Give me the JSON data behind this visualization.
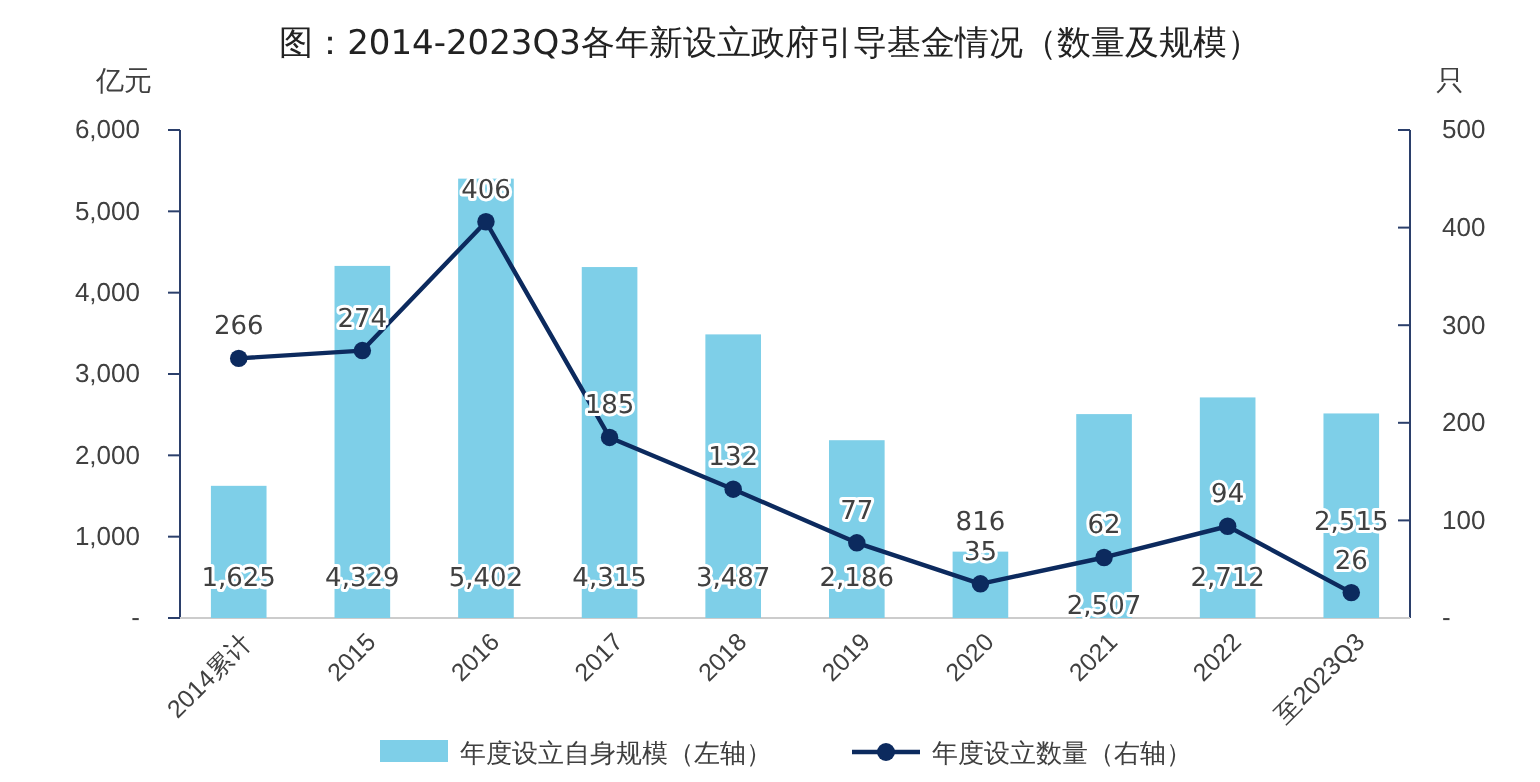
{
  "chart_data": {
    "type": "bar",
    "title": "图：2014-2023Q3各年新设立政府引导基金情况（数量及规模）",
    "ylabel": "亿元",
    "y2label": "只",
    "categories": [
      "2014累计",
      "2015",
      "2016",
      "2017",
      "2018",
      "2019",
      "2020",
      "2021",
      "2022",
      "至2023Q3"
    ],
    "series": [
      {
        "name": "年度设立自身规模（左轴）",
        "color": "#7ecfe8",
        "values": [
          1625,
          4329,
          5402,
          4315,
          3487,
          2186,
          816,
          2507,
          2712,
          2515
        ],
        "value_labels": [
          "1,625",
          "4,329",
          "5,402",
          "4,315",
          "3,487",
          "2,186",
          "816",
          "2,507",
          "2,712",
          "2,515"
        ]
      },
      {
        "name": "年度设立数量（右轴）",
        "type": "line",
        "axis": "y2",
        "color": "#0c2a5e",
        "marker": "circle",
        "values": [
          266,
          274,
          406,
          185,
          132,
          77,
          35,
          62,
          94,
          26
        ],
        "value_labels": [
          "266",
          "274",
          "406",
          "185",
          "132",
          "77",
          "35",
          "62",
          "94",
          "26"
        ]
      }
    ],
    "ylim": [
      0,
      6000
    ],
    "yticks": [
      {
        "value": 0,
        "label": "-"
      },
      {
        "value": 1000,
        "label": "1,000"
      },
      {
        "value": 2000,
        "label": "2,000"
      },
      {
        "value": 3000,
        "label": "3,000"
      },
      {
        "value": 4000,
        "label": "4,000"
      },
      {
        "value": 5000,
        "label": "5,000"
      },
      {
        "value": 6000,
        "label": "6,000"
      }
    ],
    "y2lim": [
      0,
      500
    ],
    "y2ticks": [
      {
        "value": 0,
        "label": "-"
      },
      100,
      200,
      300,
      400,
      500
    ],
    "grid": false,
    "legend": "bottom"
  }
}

▸ DIRECTIONS: Repeat the records word for word. Any picture in them should be left out.

▸ COMPLETE OUTPUT:
Give me the JSON data behind this visualization.
{
  "chart_data": {
    "type": "bar",
    "title": "图：2014-2023Q3各年新设立政府引导基金情况（数量及规模）",
    "ylabel": "亿元",
    "y2label": "只",
    "categories": [
      "2014累计",
      "2015",
      "2016",
      "2017",
      "2018",
      "2019",
      "2020",
      "2021",
      "2022",
      "至2023Q3"
    ],
    "series": [
      {
        "name": "年度设立自身规模（左轴）",
        "color": "#7ecfe8",
        "values": [
          1625,
          4329,
          5402,
          4315,
          3487,
          2186,
          816,
          2507,
          2712,
          2515
        ],
        "value_labels": [
          "1,625",
          "4,329",
          "5,402",
          "4,315",
          "3,487",
          "2,186",
          "816",
          "2,507",
          "2,712",
          "2,515"
        ]
      },
      {
        "name": "年度设立数量（右轴）",
        "type": "line",
        "axis": "y2",
        "color": "#0c2a5e",
        "marker": "circle",
        "values": [
          266,
          274,
          406,
          185,
          132,
          77,
          35,
          62,
          94,
          26
        ],
        "value_labels": [
          "266",
          "274",
          "406",
          "185",
          "132",
          "77",
          "35",
          "62",
          "94",
          "26"
        ]
      }
    ],
    "ylim": [
      0,
      6000
    ],
    "yticks": [
      {
        "value": 0,
        "label": "-"
      },
      {
        "value": 1000,
        "label": "1,000"
      },
      {
        "value": 2000,
        "label": "2,000"
      },
      {
        "value": 3000,
        "label": "3,000"
      },
      {
        "value": 4000,
        "label": "4,000"
      },
      {
        "value": 5000,
        "label": "5,000"
      },
      {
        "value": 6000,
        "label": "6,000"
      }
    ],
    "y2lim": [
      0,
      500
    ],
    "y2ticks": [
      {
        "value": 0,
        "label": "-"
      },
      100,
      200,
      300,
      400,
      500
    ],
    "grid": false,
    "legend": "bottom"
  }
}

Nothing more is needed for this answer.